• **DIRECTIVE**
Search the material below for the word "Делоне". Copy every line that has it.

• **MATERIAL SHOWN**
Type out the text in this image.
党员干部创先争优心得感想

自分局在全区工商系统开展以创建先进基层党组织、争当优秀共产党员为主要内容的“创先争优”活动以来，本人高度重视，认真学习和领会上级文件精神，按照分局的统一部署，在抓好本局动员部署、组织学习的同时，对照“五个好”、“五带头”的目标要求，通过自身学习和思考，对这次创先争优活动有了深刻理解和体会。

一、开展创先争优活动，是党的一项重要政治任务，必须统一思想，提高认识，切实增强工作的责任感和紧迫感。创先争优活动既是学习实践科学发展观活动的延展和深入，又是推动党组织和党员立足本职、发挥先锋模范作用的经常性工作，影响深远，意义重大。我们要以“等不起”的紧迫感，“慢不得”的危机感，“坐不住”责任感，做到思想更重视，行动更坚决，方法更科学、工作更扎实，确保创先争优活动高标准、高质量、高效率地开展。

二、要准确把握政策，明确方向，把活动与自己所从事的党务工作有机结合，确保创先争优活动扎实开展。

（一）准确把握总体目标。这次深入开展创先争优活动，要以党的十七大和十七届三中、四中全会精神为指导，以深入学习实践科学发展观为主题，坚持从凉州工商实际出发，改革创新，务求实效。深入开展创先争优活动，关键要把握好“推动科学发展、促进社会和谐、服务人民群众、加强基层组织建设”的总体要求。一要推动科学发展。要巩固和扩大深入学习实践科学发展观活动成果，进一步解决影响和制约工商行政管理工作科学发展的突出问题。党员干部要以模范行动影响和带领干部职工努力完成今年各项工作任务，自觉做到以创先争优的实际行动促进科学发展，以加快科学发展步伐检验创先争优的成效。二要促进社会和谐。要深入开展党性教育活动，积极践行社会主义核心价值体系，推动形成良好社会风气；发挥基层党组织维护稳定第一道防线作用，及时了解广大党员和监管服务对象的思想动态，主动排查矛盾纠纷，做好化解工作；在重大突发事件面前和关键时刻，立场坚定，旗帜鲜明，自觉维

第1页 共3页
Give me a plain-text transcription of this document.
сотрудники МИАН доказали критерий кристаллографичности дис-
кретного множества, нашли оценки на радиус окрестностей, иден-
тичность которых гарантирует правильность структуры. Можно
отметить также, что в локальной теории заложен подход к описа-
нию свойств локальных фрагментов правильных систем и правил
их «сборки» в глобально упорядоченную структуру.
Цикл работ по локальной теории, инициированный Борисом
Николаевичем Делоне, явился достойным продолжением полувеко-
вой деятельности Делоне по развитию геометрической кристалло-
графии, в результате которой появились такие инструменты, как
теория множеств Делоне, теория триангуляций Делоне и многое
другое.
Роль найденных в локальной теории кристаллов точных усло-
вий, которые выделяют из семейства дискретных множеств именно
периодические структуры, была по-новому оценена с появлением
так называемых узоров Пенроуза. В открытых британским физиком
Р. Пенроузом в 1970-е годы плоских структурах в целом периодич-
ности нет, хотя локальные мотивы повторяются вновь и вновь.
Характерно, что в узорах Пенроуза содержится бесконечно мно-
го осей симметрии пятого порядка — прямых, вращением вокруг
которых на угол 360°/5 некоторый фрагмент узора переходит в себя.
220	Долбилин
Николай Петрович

• **COMPLETE ANSWER**
Николаевичем Делоне, явился достойным продолжением полувеко-
вой деятельности Делоне по развитию геометрической кристалло-
теория множеств Делоне, теория триангуляций Делоне и многое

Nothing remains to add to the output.